Start STORED RECORDS

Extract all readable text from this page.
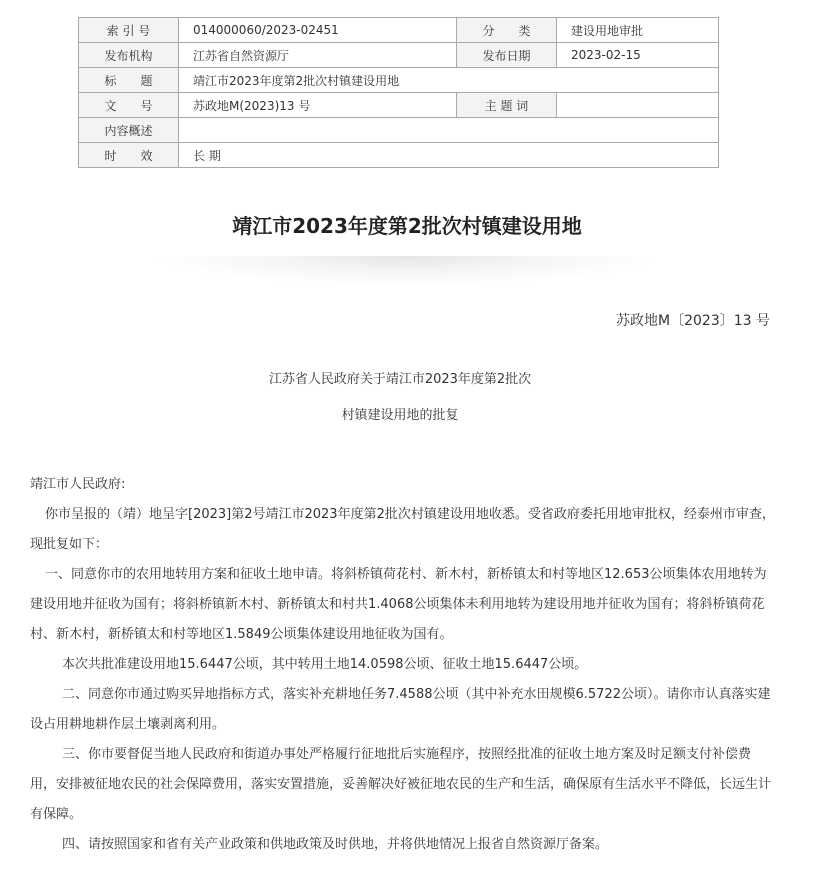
索 引 号	014000060/2023-02451	分　　类	建设用地审批
发布机构	江苏省自然资源厅	发布日期	2023-02-15
标　　题	靖江市2023年度第2批次村镇建设用地		
文　　号	苏政地M(2023)13 号	主 题 词	
内容概述			
时　　效	长 期		
靖江市2023年度第2批次村镇建设用地
苏政地M〔2023〕13 号
江苏省人民政府关于靖江市2023年度第2批次
村镇建设用地的批复

靖江市人民政府:

你市呈报的（靖）地呈字[2023]第2号靖江市2023年度第2批次村镇建设用地收悉。受省政府委托用地审批权，经泰州市审查，现批复如下：

一、同意你市的农用地转用方案和征收土地申请。将斜桥镇荷花村、新木村，新桥镇太和村等地区12.653公顷集体农用地转为建设用地并征收为国有；将斜桥镇新木村、新桥镇太和村共1.4068公顷集体未利用地转为建设用地并征收为国有；将斜桥镇荷花村、新木村，新桥镇太和村等地区1.5849公顷集体建设用地征收为国有。

本次共批准建设用地15.6447公顷，其中转用土地14.0598公顷、征收土地15.6447公顷。

二、同意你市通过购买异地指标方式，落实补充耕地任务7.4588公顷（其中补充水田规模6.5722公顷）。请你市认真落实建设占用耕地耕作层土壤剥离利用。

三、你市要督促当地人民政府和街道办事处严格履行征地批后实施程序，按照经批准的征收土地方案及时足额支付补偿费用，安排被征地农民的社会保障费用，落实安置措施，妥善解决好被征地农民的生产和生活，确保原有生活水平不降低，长远生计有保障。

四、请按照国家和省有关产业政策和供地政策及时供地，并将供地情况上报省自然资源厅备案。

End STORED RECORDS

### WRITTEN TASK
Set down the lines of the records above exactly, apart from the pictures.

### EXPECTED ANSWER
Extract all readable text from this page.
索 引 号	014000060/2023-02451	分　　类	建设用地审批
发布机构	江苏省自然资源厅	发布日期	2023-02-15
标　　题	靖江市2023年度第2批次村镇建设用地		
文　　号	苏政地M(2023)13 号	主 题 词	
内容概述			
时　　效	长 期		
靖江市2023年度第2批次村镇建设用地
苏政地M〔2023〕13 号
江苏省人民政府关于靖江市2023年度第2批次
村镇建设用地的批复

靖江市人民政府:

你市呈报的（靖）地呈字[2023]第2号靖江市2023年度第2批次村镇建设用地收悉。受省政府委托用地审批权，经泰州市审查，现批复如下：

一、同意你市的农用地转用方案和征收土地申请。将斜桥镇荷花村、新木村，新桥镇太和村等地区12.653公顷集体农用地转为建设用地并征收为国有；将斜桥镇新木村、新桥镇太和村共1.4068公顷集体未利用地转为建设用地并征收为国有；将斜桥镇荷花村、新木村，新桥镇太和村等地区1.5849公顷集体建设用地征收为国有。

本次共批准建设用地15.6447公顷，其中转用土地14.0598公顷、征收土地15.6447公顷。

二、同意你市通过购买异地指标方式，落实补充耕地任务7.4588公顷（其中补充水田规模6.5722公顷）。请你市认真落实建设占用耕地耕作层土壤剥离利用。

三、你市要督促当地人民政府和街道办事处严格履行征地批后实施程序，按照经批准的征收土地方案及时足额支付补偿费用，安排被征地农民的社会保障费用，落实安置措施，妥善解决好被征地农民的生产和生活，确保原有生活水平不降低，长远生计有保障。

四、请按照国家和省有关产业政策和供地政策及时供地，并将供地情况上报省自然资源厅备案。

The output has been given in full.